**CHALLENGE:** Convert each of the following rows into a JSON list of strings, one string per line, skipping any blank lines.
━━━ SOURCE DATA
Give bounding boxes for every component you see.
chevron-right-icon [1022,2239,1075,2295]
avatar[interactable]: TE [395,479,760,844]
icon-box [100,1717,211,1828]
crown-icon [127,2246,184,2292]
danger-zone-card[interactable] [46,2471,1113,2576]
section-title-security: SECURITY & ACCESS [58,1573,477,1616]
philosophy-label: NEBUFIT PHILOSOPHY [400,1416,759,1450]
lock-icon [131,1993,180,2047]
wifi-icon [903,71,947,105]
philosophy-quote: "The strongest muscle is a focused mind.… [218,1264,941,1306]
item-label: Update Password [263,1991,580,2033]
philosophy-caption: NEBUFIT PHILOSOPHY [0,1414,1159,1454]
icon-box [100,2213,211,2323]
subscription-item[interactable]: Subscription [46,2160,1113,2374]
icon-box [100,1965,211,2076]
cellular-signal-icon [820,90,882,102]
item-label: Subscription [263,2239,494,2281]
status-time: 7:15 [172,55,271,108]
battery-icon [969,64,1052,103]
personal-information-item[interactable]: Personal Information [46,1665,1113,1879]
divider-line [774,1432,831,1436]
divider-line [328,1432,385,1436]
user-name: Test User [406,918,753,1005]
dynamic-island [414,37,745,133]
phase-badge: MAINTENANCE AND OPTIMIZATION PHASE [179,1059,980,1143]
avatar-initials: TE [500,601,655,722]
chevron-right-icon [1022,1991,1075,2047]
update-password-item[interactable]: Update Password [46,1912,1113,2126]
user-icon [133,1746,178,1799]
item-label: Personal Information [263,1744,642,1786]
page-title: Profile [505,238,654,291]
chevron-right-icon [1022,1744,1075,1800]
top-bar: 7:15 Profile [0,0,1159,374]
━━━━━━
**EXERCISE ANSWER:**
[
  "Give bounding boxes for every component you see.",
  "chevron-right-icon [1022,2239,1075,2295]",
  "avatar[interactable]: TE [395,479,760,844]",
  "icon-box [100,1717,211,1828]",
  "crown-icon [127,2246,184,2292]",
  "danger-zone-card[interactable] [46,2471,1113,2576]",
  "section-title-security: SECURITY & ACCESS [58,1573,477,1616]",
  "philosophy-label: NEBUFIT PHILOSOPHY [400,1416,759,1450]",
  "lock-icon [131,1993,180,2047]",
  "wifi-icon [903,71,947,105]",
  "philosophy-quote: \"The strongest muscle is a focused mind.… [218,1264,941,1306]",
  "item-label: Update Password [263,1991,580,2033]",
  "philosophy-caption: NEBUFIT PHILOSOPHY [0,1414,1159,1454]",
  "icon-box [100,2213,211,2323]",
  "subscription-item[interactable]: Subscription [46,2160,1113,2374]",
  "icon-box [100,1965,211,2076]",
  "cellular-signal-icon [820,90,882,102]",
  "item-label: Subscription [263,2239,494,2281]",
  "status-time: 7:15 [172,55,271,108]",
  "battery-icon [969,64,1052,103]",
  "personal-information-item[interactable]: Personal Information [46,1665,1113,1879]",
  "divider-line [774,1432,831,1436]",
  "divider-line [328,1432,385,1436]",
  "user-name: Test User [406,918,753,1005]",
  "dynamic-island [414,37,745,133]",
  "phase-badge: MAINTENANCE AND OPTIMIZATION PHASE [179,1059,980,1143]",
  "avatar-initials: TE [500,601,655,722]",
  "chevron-right-icon [1022,1991,1075,2047]",
  "update-password-item[interactable]: Update Password [46,1912,1113,2126]",
  "user-icon [133,1746,178,1799]",
  "item-label: Personal Information [263,1744,642,1786]",
  "page-title: Profile [505,238,654,291]",
  "chevron-right-icon [1022,1744,1075,1800]",
  "top-bar: 7:15 Profile [0,0,1159,374]"
]